ACTIVITIES
1. Answer these questions from the talk abstracts:
(a) As what does the boundary of a 3D object project to the retina?
(b) What position and institution are listed for Corrine Occhino?
(c) In which language does the second talk examine language processing?
2. Return the passage of the talk abstracts on shape and visual language that runs from "Talk: 2D and" down to "Institute of Technology)", copied without changes.
3. Supply the next part of the talk abstracts on contour shape and visual language, starting after their final sentence.

EXCERPT PROVIDED
= Beginning of Section =
Talk: 2D and 3D Shape from Contour

A considerable portion of our primate visual cortex is involved in the coding of object shape. While objects in our visual world are generally 3D, the boundary of a 3D object projects to the retina as a closed 2D contour, and the shape of this contour provides important information about object shape and identity.  In this talk, I will review a series of psychophysical and computational studies that provide insights into how brains and computers can detect and organize image contours to extract 2D and 3D shape representations of the objects that populate both natural and built environments.






Corrine Occhino (Research Faculty, Center on Cognition and Language, Rochester Institute of Technology)

Talk: Embodied Cognition, Visual Language and the Emergence of Form

Vision and visual schematization have an important role to play in conceptualization and in the creation of grammatical structure. Following the embodied turn in cognitive science, we see spoken language and written language as inextricably anchored to the visual modality. In this talk I will argue that signers and signed languages offer a unique look into cognition when the primary sensory mode of experience unfolds in the visual modality. Looking at language processing in American Sign Language (ASL), we find that tasks which do not require overt semantic processing nevertheless are influenced by meaningful, ‘visually iconic’ aspects of signs. My work on iconicity in the visual modality has shown that while iconicity can impact processing, it interacts with several experiential factors including language proficiency and socio-cultural experience.
= End of Section =
SUPPLIED MATERIAL
= Beginning of Section =
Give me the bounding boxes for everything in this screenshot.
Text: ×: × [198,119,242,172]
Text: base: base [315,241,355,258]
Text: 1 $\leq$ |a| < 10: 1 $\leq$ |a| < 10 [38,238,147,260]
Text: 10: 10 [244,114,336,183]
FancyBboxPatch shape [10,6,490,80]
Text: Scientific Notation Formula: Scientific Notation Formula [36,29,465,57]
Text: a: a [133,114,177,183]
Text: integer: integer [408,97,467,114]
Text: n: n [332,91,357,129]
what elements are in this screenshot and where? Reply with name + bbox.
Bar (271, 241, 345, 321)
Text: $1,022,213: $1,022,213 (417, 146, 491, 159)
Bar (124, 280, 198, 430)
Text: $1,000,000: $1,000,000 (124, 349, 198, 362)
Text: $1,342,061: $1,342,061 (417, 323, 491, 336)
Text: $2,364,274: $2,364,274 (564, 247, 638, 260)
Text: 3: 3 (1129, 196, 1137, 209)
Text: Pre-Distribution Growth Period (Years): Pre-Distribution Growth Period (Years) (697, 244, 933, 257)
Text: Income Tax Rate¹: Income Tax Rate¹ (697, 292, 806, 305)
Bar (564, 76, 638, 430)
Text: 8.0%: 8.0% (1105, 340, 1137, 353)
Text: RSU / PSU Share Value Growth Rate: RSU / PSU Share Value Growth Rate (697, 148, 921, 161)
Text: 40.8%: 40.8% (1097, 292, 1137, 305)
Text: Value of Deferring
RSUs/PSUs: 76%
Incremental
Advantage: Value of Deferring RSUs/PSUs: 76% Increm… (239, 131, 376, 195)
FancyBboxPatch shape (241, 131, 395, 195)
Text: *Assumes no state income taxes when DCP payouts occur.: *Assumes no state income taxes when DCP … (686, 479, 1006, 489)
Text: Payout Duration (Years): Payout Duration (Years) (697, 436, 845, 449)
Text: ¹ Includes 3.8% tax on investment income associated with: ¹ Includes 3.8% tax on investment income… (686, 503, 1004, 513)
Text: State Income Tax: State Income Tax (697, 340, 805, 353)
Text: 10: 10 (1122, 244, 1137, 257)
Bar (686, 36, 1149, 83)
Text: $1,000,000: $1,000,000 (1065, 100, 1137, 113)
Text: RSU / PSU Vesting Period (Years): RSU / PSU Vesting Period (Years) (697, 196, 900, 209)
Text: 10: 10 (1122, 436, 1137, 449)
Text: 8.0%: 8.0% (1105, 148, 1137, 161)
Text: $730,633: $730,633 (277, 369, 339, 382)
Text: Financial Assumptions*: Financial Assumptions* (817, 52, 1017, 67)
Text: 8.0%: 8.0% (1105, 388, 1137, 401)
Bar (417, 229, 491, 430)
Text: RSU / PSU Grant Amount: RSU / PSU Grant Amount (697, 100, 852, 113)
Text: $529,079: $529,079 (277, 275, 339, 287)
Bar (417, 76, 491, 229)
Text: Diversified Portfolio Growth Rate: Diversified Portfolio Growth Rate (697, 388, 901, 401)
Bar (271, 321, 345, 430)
= End of Section =
OUTPUTS FOR THE TASKS
1.
(a) A closed 2D contour.
(b) Research Faculty, Center on Cognition and Language, Rochester Institute of Technology.
(c) American Sign Language (ASL).

2.
Talk: 2D and 3D Shape from Contour

A considerable portion of our primate visual cortex is involved in the coding of object shape. While objects in our visual world are generally 3D, the boundary of a 3D object projects to the retina as a closed 2D contour, and the shape of this contour provides important information about object shape and identity.  In this talk, I will review a series of psychophysical and computational studies that provide insights into how brains and computers can detect and organize image contours to extract 2D and 3D shape representations of the objects that populate both natural and built environments.






Corrine Occhino (Research Faculty, Center on Cognition and Language, Rochester Institute of Technology)

3.
How can these findings from studies on the role of iconicity in signed language processing be reconciled within a larger, psychologically plausible framework of language and cognition? I will conclude my talk by discussing the mechanisms underlying findings from embodied and situated language processing and the findings presented on iconicity effects in signed language processing. I argue that the key to bringing research on signed languages and spoken languages together is to recognize that language users visualize scenes to make sense of the language that they process. Understanding the interaction between language users’ experiences and the multimodality of the linguistic signal will be important factors to consider as we investigate the role of vision in the emergence of linguistic structure.